PROVIDED RECORDS:
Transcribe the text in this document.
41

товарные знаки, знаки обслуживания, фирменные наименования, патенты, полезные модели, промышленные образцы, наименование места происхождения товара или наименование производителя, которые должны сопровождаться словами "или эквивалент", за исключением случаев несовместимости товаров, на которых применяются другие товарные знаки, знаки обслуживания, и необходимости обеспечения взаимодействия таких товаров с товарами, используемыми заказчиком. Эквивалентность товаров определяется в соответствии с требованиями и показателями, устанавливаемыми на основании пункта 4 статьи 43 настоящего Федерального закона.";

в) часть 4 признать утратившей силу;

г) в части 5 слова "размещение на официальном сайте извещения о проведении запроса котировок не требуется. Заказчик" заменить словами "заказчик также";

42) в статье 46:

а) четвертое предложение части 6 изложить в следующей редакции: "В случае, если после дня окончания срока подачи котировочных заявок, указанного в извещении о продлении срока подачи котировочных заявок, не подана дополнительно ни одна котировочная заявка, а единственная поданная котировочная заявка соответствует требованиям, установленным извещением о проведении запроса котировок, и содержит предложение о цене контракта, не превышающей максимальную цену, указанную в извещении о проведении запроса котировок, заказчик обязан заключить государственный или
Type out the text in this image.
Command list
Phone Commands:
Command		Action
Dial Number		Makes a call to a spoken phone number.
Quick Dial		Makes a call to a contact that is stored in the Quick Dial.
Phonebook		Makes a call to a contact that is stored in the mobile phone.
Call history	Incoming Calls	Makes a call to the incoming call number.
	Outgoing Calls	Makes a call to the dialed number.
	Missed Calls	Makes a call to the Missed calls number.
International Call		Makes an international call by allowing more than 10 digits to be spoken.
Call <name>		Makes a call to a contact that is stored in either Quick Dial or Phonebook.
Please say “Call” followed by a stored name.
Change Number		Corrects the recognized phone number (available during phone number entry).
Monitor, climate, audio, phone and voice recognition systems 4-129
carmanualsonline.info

YOUR TASK: Write out, word for word, the line containing "Type out the text in this image." and every line after it to the end of the data above.

ANSWER TO THIS TASK:
Type out the text in this image.
Command list
Phone Commands:
Command		Action
Dial Number		Makes a call to a spoken phone number.
Quick Dial		Makes a call to a contact that is stored in the Quick Dial.
Phonebook		Makes a call to a contact that is stored in the mobile phone.
Call history	Incoming Calls	Makes a call to the incoming call number.
	Outgoing Calls	Makes a call to the dialed number.
	Missed Calls	Makes a call to the Missed calls number.
International Call		Makes an international call by allowing more than 10 digits to be spoken.
Call <name>		Makes a call to a contact that is stored in either Quick Dial or Phonebook.
Please say “Call” followed by a stored name.
Change Number		Corrects the recognized phone number (available during phone number entry).
Monitor, climate, audio, phone and voice recognition systems 4-129
carmanualsonline.info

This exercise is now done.